Start of Extracted entries
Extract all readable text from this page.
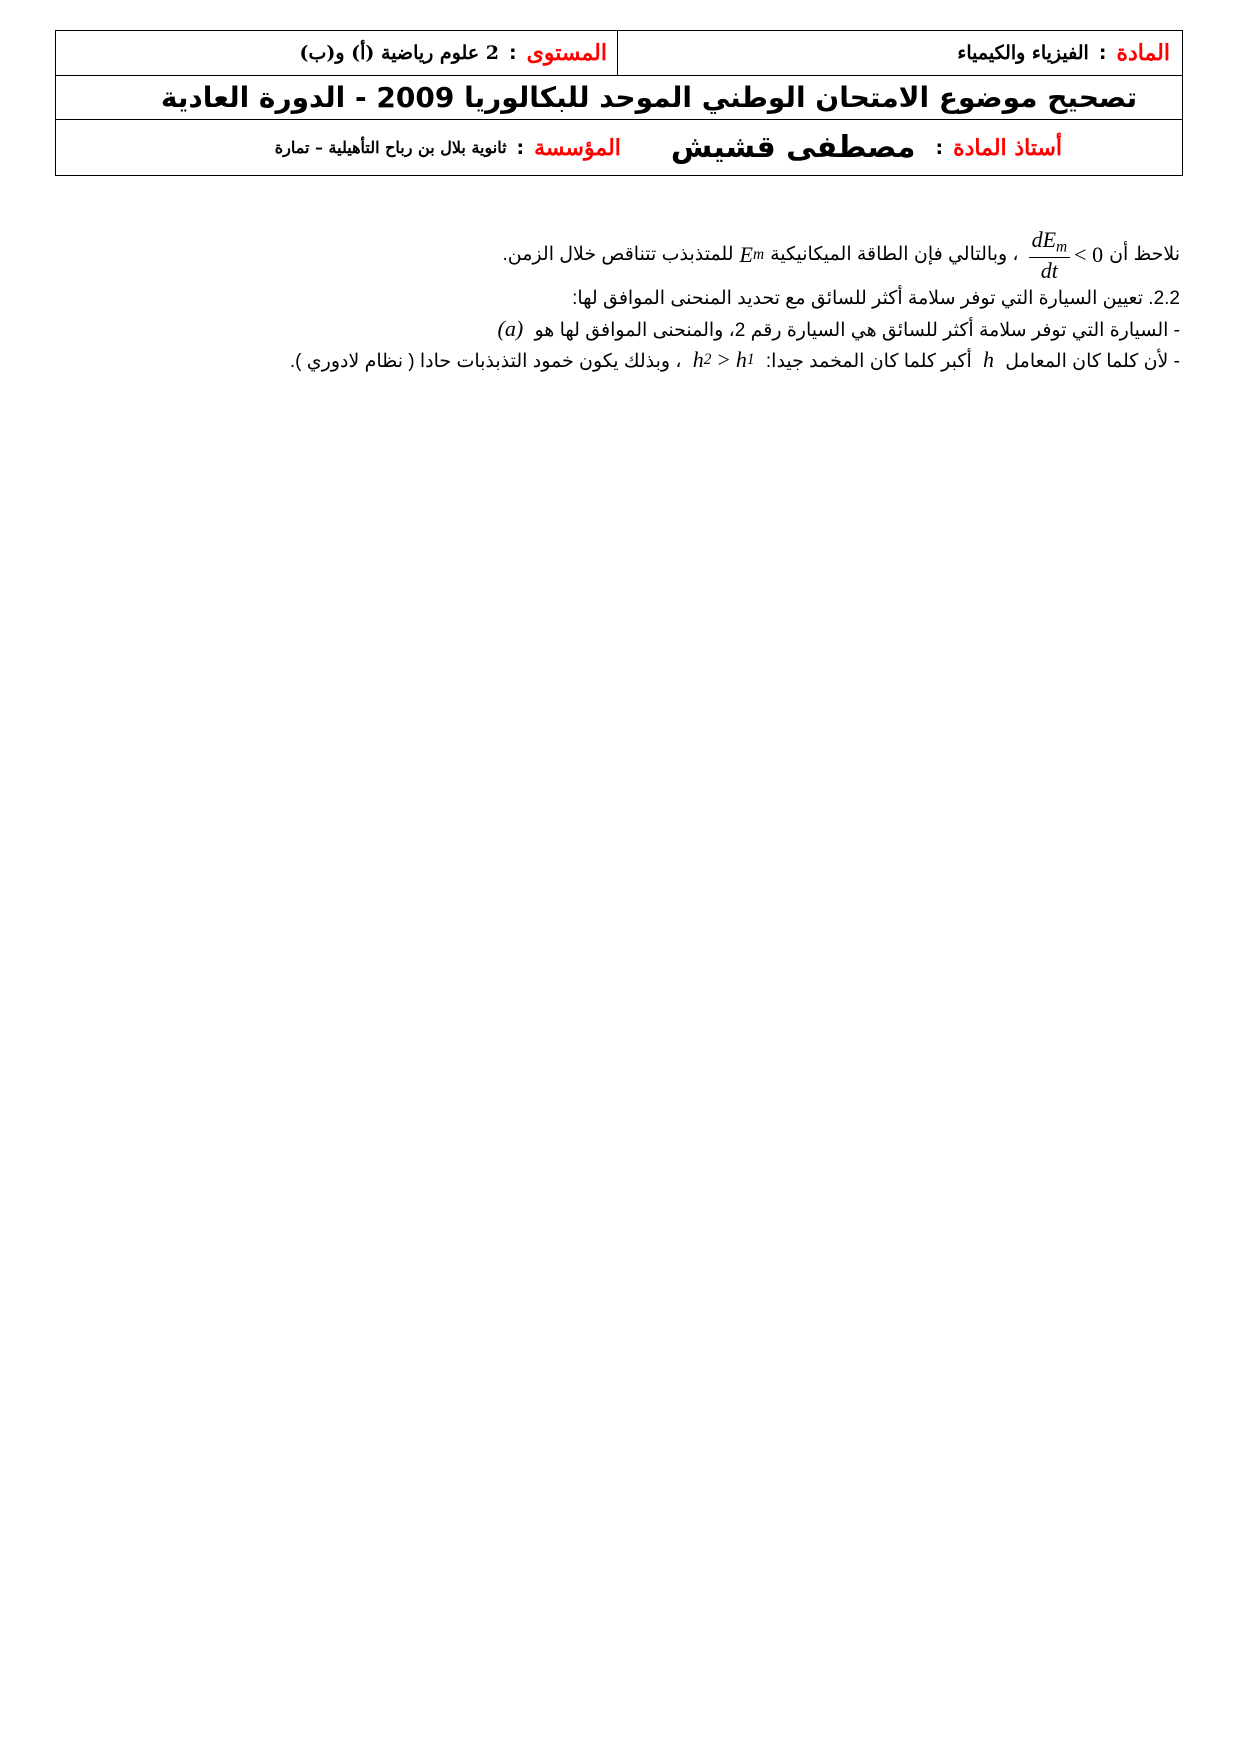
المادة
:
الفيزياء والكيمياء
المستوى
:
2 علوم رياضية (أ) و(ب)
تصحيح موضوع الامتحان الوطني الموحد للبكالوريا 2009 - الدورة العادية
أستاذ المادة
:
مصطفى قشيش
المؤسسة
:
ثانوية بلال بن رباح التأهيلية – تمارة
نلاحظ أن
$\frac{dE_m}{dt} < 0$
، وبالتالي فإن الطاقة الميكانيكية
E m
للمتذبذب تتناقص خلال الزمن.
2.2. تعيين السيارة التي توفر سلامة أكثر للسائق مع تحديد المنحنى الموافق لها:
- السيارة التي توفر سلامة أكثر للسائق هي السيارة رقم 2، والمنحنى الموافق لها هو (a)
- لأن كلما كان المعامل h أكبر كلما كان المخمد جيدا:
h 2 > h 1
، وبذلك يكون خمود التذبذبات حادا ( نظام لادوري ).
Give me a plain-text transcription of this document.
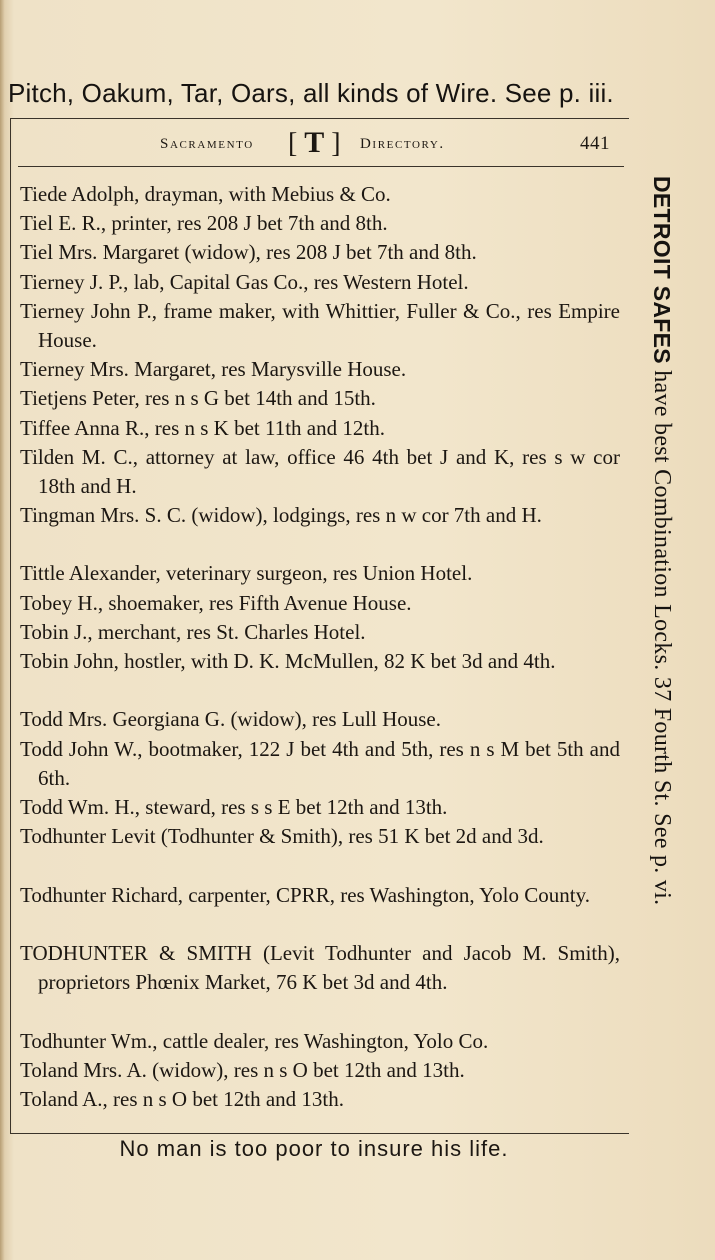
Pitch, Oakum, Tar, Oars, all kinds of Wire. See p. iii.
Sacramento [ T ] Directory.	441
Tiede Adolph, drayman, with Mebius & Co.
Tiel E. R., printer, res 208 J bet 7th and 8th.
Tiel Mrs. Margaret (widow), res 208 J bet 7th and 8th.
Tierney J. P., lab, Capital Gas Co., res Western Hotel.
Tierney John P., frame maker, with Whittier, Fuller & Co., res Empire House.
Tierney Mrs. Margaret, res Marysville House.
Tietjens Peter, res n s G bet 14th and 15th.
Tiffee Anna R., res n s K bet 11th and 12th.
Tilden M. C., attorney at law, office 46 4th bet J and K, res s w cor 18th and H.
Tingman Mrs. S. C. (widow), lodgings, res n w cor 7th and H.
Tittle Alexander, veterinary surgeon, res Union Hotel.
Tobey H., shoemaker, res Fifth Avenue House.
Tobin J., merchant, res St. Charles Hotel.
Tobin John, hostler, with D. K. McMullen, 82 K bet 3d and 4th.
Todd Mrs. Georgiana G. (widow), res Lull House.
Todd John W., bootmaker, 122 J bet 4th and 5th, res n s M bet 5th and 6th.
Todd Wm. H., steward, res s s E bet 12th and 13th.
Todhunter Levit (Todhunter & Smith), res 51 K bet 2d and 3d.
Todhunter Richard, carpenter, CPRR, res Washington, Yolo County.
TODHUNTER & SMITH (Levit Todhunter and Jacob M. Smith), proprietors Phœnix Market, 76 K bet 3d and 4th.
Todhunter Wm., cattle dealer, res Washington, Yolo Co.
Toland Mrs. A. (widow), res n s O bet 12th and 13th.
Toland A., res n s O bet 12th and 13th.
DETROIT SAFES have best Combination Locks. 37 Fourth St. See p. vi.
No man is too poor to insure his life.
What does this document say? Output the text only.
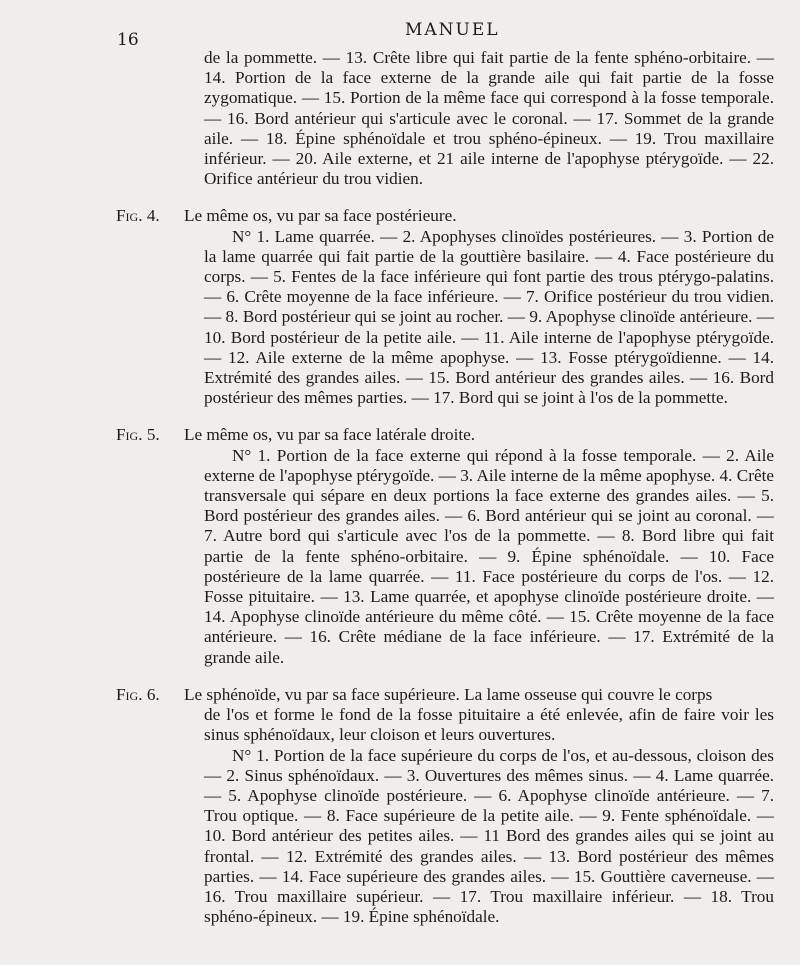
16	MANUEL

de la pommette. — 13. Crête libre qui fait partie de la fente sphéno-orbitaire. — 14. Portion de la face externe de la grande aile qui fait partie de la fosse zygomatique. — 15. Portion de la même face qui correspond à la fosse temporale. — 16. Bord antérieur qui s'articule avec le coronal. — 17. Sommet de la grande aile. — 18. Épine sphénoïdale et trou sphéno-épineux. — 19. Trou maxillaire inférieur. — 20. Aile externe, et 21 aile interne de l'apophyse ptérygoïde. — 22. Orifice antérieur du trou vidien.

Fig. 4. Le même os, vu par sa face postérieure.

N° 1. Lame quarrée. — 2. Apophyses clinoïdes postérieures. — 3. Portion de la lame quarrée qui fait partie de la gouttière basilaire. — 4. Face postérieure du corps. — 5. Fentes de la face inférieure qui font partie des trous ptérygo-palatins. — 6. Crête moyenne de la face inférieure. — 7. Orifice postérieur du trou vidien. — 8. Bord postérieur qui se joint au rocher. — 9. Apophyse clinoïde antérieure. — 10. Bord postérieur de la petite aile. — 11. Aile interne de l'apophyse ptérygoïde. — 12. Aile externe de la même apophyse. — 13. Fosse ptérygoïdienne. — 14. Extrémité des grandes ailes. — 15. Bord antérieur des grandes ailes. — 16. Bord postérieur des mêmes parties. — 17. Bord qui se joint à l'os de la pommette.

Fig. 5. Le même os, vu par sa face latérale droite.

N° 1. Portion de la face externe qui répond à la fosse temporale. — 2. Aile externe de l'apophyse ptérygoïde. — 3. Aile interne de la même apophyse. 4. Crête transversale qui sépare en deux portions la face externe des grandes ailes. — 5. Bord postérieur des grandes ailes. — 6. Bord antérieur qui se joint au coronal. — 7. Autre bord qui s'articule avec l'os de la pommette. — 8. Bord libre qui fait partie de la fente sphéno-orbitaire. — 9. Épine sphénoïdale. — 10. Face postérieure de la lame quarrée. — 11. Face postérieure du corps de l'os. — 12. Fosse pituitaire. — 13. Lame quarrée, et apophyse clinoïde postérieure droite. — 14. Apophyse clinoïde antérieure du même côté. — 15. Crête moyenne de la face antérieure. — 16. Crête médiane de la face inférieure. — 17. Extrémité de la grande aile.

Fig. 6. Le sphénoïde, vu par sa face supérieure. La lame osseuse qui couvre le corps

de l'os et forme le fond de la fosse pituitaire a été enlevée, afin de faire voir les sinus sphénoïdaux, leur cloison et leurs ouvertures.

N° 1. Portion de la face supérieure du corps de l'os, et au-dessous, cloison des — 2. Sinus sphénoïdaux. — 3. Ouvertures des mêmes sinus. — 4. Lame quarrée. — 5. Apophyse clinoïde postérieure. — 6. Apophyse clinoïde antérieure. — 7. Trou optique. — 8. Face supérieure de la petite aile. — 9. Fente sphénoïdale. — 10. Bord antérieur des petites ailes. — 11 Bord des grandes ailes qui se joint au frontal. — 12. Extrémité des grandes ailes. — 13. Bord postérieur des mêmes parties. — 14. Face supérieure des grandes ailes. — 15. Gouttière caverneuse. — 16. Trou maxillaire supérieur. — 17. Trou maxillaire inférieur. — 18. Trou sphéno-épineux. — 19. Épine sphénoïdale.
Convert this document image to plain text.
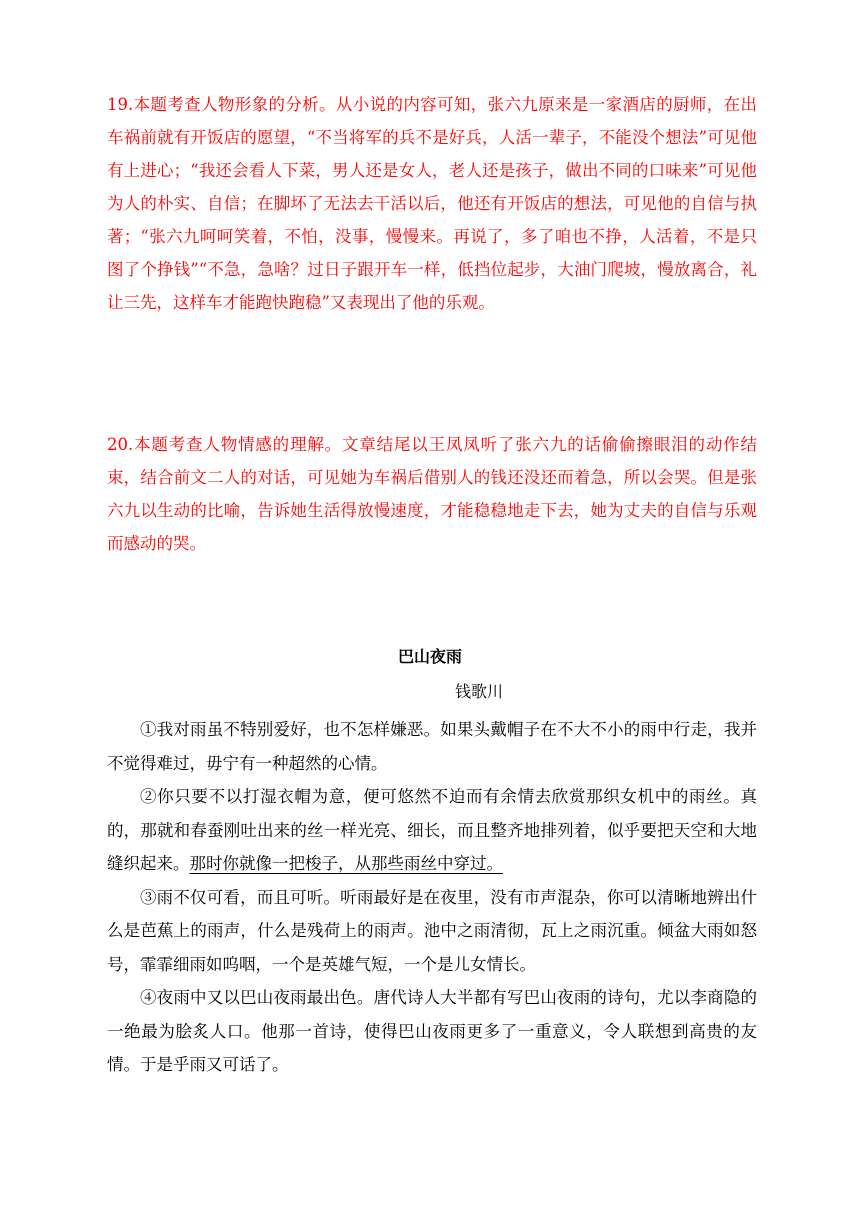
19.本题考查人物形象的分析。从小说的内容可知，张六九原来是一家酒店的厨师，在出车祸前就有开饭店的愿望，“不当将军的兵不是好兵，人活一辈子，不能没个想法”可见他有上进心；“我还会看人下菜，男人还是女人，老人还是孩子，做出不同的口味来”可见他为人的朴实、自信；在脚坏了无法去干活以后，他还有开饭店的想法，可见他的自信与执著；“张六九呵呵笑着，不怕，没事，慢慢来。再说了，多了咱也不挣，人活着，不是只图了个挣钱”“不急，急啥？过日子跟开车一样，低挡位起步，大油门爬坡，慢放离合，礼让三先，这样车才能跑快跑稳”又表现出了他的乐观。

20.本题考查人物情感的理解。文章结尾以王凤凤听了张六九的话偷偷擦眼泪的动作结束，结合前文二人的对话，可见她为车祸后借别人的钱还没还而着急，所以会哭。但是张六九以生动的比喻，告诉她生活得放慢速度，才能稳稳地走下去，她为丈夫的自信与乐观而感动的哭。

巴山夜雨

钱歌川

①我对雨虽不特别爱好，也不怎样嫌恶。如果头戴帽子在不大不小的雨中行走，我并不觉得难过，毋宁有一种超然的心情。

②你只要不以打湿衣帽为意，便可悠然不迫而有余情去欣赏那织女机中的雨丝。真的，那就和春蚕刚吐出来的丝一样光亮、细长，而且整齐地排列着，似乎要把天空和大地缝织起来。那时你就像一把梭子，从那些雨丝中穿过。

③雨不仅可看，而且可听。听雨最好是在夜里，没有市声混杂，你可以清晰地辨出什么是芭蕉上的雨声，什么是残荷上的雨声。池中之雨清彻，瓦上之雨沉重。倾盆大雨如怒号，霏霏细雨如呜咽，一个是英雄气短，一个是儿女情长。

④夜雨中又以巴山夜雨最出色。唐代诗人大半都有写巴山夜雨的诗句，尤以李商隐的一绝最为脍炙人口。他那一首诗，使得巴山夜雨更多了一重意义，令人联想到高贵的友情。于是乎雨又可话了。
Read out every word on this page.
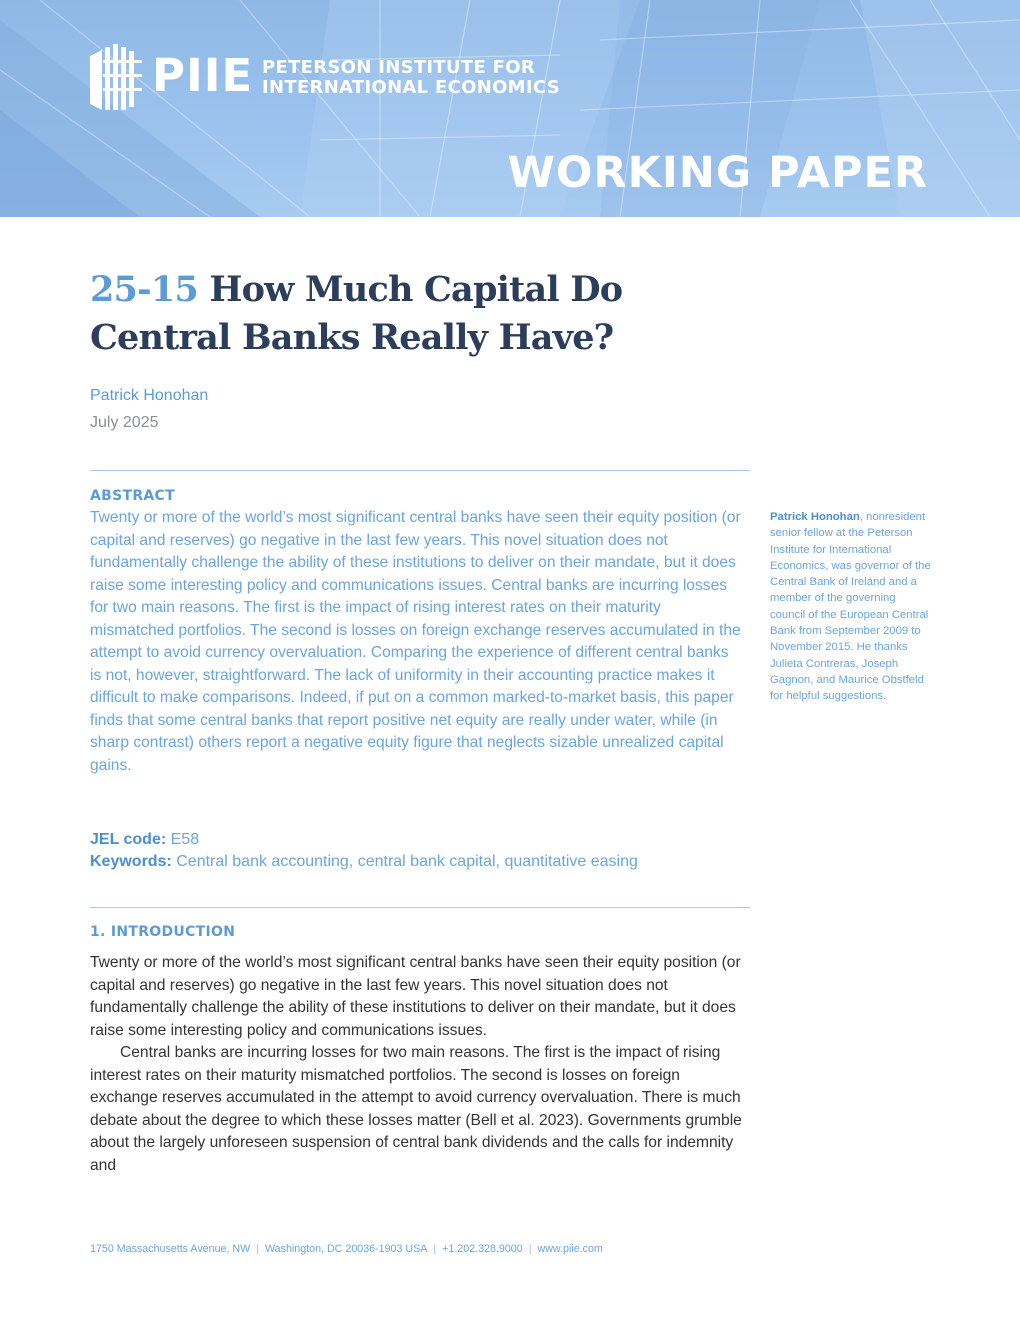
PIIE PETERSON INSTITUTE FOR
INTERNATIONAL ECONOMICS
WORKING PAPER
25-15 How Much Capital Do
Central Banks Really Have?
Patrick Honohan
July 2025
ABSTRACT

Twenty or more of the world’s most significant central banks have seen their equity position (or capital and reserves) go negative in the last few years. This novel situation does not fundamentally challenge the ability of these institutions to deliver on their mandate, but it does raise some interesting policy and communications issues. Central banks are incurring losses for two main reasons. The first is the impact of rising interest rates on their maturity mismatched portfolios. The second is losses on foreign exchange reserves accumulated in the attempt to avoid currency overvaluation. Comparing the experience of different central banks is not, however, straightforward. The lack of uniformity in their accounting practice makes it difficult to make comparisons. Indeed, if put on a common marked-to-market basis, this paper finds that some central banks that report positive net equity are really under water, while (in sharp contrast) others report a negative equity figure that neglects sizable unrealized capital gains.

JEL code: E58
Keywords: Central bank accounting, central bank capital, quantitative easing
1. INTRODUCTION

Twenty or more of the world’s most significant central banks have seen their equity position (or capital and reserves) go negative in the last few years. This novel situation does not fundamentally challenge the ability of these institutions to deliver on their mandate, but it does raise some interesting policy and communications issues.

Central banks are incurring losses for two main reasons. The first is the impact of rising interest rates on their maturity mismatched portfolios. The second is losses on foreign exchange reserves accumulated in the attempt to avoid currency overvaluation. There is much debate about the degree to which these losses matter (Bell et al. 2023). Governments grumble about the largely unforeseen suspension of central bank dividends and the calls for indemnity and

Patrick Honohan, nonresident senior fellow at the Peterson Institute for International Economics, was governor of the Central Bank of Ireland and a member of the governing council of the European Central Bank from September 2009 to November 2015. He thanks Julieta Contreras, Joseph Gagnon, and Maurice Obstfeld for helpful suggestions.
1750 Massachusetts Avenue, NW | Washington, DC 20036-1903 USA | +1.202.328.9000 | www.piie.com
End of Extracted entries
- **Instructions for the task**:
Gather every line containing the word "does" and copy it.

- **Output for this task**:
What does this document say? Output the text only.
Twenty or more of the world’s most significant central banks have seen their equity position (or capital and reserves) go negative in the last few years. This novel situation does not fundamentally challenge the ability of these institutions to deliver on their mandate, but it does raise some interesting policy and communications issues. Central banks are incurring losses for two main reasons. The first is the impact of rising interest rates on their maturity mismatched portfolios. The second is losses on foreign exchange reserves accumulated in the attempt to avoid currency overvaluation. Comparing the experience of different central banks is not, however, straightforward. The lack of uniformity in their accounting practice makes it difficult to make comparisons. Indeed, if put on a common marked-to-market basis, this paper finds that some central banks that report positive net equity are really under water, while (in sharp contrast) others report a negative equity figure that neglects sizable unrealized capital gains.
Twenty or more of the world’s most significant central banks have seen their equity position (or capital and reserves) go negative in the last few years. This novel situation does not fundamentally challenge the ability of these institutions to deliver on their mandate, but it does raise some interesting policy and communications issues.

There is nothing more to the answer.